Data for this exercise
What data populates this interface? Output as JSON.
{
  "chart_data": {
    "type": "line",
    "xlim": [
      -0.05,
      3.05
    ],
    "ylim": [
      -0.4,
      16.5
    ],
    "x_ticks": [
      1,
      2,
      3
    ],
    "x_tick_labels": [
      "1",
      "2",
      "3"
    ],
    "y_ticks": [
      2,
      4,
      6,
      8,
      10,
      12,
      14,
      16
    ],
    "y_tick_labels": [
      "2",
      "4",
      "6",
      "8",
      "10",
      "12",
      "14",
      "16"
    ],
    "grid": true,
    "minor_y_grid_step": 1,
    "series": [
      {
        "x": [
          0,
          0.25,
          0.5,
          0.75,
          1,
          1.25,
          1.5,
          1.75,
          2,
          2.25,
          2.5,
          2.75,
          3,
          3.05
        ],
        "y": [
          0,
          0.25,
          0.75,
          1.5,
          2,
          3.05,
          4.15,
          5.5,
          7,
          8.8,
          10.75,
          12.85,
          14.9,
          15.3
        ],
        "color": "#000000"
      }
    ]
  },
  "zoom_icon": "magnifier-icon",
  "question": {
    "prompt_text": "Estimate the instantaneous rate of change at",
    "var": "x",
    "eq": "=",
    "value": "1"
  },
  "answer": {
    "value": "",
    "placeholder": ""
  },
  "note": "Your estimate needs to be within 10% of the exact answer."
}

Task description
Write out the complete set of records exactly as given.

Completed exercise
What data populates this interface? Output as JSON.
{
  "chart_data": {
    "type": "line",
    "xlim": [
      -0.05,
      3.05
    ],
    "ylim": [
      -0.4,
      16.5
    ],
    "x_ticks": [
      1,
      2,
      3
    ],
    "x_tick_labels": [
      "1",
      "2",
      "3"
    ],
    "y_ticks": [
      2,
      4,
      6,
      8,
      10,
      12,
      14,
      16
    ],
    "y_tick_labels": [
      "2",
      "4",
      "6",
      "8",
      "10",
      "12",
      "14",
      "16"
    ],
    "grid": true,
    "minor_y_grid_step": 1,
    "series": [
      {
        "x": [
          0,
          0.25,
          0.5,
          0.75,
          1,
          1.25,
          1.5,
          1.75,
          2,
          2.25,
          2.5,
          2.75,
          3,
          3.05
        ],
        "y": [
          0,
          0.25,
          0.75,
          1.5,
          2,
          3.05,
          4.15,
          5.5,
          7,
          8.8,
          10.75,
          12.85,
          14.9,
          15.3
        ],
        "color": "#000000"
      }
    ]
  },
  "zoom_icon": "magnifier-icon",
  "question": {
    "prompt_text": "Estimate the instantaneous rate of change at",
    "var": "x",
    "eq": "=",
    "value": "1"
  },
  "answer": {
    "value": "",
    "placeholder": ""
  },
  "note": "Your estimate needs to be within 10% of the exact answer."
}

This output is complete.